* PROBLEM REQUIREMENTS:
Write what comes next in the passage below on labor costs at the Big Five automakers and parts makers, starting right after its last sentence.

You proved everyone else's point.  No matter what the cause, Japan will continue to be more profitable.  Innovation doesn't matter - all that matters is that you sell cars that consumers want.  If it takes innovation to get there, so be it.  But Honda did just fine with 3 cars in their lineup.  But they have also added several models without having to invest hundreds of billions over the years like Ford/GM. 
 
It is labor.  Did you know that early retirees got early pension/buyouts several years ago, and are making nearly full wages for the privelage of sitting at home watching Jerry Springer reruns?  I'm not talking 59 year-olds.  We're talking military-style mid-40's retirees that are making big bucks to do nothing.
 
As defined by the current United Auto Worker contract negotiated with the "Big Five" (GM, Ford, Chrysler, and top parts makers Delphi and Visteon), an auto "production worker" is a job description that covers anything from mowing grass to cleaning the toilets. In the real world, these jobs would be outsourced to $8 an hour, no-benefit wage earners, but on Planet Big Five, these jobs get the same wages as any auto line-worker: an average $26 an hour ($60,000 a year) plus benefits that bring the company's total cost per worker to a staggering $65 an hour.

Furthermore, UAW members are guaranteed a traditional "30 years and out" provision, meaning that many retirees begin drawing full pensions in their early Fifties, burdening the Big Five with unrivaled legacy costs. Delphi, for example, shoulders $22 per worker-hour in legacy costs compared to as little as 25 cents for independent competitors like Leer and Johnson Controls.

Statistics tell the tale. In his landmark study of the 2003 Big Five contract, Sean McLinden of the Center for Automotive Research (CAR) found that "in 1960, the UAW was 16 percent higher than the overall U.S. wage rate. . . . By 2003, the UAW average rate (with COLA) was 68-percent higher than the average manufacturing rate of $15.74 an hour."
The contract reads as if autoworkers labor in a vacuum, without regard for market forces. "The workers involved will not lose their jobs at the company — they must be transferred to other facilities, bought out, voluntarily retired, or supported by protected status programs (jobs banks). Workers who refuse to transfer after layoff will... eventually be paid 100 percent of their straight pay. Indeed, UAW employment can only fall at the rate of natural retirement."

* RECORDED DATA:

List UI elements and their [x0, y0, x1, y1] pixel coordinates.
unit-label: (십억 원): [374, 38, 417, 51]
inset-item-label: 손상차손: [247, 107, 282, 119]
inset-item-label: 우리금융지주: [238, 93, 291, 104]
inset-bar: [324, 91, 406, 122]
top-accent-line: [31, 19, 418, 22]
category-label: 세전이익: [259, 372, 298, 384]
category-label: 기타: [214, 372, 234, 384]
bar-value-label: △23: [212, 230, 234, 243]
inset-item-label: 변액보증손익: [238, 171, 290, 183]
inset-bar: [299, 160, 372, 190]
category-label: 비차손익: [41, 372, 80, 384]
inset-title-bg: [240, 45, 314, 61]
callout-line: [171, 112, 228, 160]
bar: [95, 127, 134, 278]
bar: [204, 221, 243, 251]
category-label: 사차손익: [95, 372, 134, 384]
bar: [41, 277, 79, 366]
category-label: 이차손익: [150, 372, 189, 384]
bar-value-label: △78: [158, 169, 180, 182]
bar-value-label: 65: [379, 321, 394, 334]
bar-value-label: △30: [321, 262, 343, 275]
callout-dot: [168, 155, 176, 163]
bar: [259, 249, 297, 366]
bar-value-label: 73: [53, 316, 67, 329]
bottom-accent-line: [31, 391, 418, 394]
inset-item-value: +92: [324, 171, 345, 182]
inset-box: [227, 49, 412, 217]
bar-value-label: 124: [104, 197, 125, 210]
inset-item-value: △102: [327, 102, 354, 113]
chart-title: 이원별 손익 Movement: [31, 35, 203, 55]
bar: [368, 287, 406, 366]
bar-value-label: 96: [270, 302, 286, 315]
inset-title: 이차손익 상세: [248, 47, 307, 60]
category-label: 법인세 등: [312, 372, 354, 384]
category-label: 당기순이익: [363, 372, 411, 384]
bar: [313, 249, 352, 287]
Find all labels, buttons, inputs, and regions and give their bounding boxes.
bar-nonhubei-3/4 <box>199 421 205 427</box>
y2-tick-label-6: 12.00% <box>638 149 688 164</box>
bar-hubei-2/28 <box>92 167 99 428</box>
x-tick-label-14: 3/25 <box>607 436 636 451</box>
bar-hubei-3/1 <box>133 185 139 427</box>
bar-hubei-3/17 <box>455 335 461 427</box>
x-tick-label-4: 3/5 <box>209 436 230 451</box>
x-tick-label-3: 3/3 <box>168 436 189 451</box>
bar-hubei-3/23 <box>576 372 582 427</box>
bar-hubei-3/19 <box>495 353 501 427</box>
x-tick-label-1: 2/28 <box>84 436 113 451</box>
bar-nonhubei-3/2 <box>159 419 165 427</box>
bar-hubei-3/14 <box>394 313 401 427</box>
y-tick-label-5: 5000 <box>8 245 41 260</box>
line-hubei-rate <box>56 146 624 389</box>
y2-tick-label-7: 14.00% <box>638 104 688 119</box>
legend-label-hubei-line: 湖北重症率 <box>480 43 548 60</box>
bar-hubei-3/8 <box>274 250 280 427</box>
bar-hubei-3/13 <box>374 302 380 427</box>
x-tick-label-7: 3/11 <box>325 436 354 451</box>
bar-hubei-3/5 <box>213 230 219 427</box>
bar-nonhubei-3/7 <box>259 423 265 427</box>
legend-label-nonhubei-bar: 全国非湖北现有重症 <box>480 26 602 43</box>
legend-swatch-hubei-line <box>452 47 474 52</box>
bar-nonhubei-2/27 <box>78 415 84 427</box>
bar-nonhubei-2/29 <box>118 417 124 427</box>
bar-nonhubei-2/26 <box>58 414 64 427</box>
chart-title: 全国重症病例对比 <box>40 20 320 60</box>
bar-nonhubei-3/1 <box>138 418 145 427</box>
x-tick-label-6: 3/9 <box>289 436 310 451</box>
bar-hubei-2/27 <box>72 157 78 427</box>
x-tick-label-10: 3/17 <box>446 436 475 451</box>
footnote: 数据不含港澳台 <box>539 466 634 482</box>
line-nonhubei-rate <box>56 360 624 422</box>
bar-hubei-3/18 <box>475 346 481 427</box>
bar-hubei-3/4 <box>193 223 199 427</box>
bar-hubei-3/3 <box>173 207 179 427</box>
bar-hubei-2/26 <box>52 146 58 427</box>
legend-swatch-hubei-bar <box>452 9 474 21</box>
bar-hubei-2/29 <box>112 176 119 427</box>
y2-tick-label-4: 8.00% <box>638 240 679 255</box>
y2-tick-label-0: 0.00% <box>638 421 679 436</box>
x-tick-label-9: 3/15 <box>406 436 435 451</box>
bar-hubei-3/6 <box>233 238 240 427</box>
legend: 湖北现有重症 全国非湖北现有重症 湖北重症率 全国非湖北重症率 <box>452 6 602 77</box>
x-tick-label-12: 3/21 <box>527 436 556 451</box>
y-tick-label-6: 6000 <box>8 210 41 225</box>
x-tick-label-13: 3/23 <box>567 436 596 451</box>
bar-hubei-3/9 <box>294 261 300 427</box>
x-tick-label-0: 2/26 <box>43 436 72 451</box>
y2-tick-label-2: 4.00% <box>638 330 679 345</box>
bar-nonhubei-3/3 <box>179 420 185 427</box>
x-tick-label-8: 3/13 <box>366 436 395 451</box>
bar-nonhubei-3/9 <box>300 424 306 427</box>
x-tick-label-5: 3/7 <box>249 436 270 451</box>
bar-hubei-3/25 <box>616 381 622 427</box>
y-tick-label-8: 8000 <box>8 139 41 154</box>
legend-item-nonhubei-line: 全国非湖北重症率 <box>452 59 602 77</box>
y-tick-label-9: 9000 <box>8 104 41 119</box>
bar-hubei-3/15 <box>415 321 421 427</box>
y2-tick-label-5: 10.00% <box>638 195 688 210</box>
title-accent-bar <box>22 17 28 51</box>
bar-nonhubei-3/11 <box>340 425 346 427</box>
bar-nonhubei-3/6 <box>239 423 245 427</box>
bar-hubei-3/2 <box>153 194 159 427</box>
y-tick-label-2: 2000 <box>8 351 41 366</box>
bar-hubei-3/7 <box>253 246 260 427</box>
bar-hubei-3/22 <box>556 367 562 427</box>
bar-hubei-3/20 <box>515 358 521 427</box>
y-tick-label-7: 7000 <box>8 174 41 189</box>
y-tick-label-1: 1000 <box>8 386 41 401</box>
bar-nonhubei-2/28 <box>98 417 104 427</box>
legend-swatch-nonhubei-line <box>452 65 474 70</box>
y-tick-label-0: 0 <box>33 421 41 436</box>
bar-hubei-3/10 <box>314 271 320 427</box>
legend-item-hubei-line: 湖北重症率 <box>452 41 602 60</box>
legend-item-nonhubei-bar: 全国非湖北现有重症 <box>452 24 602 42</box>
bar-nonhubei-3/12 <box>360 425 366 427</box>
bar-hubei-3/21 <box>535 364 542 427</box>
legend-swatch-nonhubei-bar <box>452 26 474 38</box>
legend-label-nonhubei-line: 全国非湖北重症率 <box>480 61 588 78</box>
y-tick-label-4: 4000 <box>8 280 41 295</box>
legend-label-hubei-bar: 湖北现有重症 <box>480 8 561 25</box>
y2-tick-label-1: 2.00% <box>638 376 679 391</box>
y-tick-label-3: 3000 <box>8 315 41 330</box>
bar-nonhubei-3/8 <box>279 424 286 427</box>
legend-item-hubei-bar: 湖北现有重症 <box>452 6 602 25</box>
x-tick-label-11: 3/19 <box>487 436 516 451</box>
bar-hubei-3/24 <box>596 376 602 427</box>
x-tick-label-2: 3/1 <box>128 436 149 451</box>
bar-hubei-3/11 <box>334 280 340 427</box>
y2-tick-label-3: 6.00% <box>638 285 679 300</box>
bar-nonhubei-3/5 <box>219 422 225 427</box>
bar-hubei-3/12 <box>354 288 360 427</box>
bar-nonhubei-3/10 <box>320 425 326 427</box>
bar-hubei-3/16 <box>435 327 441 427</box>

* RESPONSE BELOW:
 
BG,
I know you are a bleeding-heart liberal.  And that's OK.  I agree that we cannot let the Big 5 collapse (the other 2 being the parts suppliers that will naturally collapse).  But they have been living in a virtual fantasy world.  One of three things must happen for the auto industry to survive:
1. They must pay their workers a competitive manufaturing wage.  Good, bad, or in-between, all the products we buy are produced (a) oversees with cheap labor, or (b) domestically with market-rate or lower labor.  Our market simply cannot support products manufactured with unrealistically high labor costs.  Can you think of a SINGLE mature industry where this exists?  Either the product is too expensive, or the company is unprofitable (i.e. the U.S. auto-industry).
2. Every other industry must raise their wages in the U.S. so that the U.S. auto-makers can raise their prices to profitable levels, and people can earn enough to afford to buy them.
3. The industry must consolidate.  Reduce product lines, reduce # of plants, etc.  There is waaaay too much overhead in the form of infrastructure.  Japan has Honda and Acura.  The U.S. has Ford and Lincoln.  Japan has Toyota and Lexus.  The U.S. has Chevrolet and Cadillac.  See a difference here?  GM alone has 12 different brands:  Buick, Cadillac, Chevrolet, Daewoo, GMC, Holden, Hummer, Opel, Pontiac, Saab, Saturn and Vauxhall.  Ford has Ford, Lincoln, Mercury, Volvo, and Mazda.  Among all these brands, there is almost NO similarity in models, chassis deisgn, manufacturing, engineering, marketing, etc.  What the hell do Saturn and Hummer have in common?  GMC and Cadillac?  Ford and Volvo?  The Japanese automakers use common chassis design and manufacturing capabilities among many of their models (i.e. Accord-Acura TL, Camry-Lexus whatever they call it).
 
Geez, I'm out of breath.  We all agree that the auto-industry cannot be allowed to collapse.  Too much is at stake.  And I admit we cannot allow them to file traditional bankruptcy.  That would be MORE devistating than an all-out collapse (nobody would buy their cars).  MY GUESS, is that the government will come up with a special plan, unique to this situation.  It will have the same protection as Chapter 11, but it will not be bankruptcy.  It will be some sort of implicit guarantee, but without the investment by govt.  It will essentially FORCE a restructuring of the industry, without bankruptcy.  I don't know what it is yet, but I think that's what is coming.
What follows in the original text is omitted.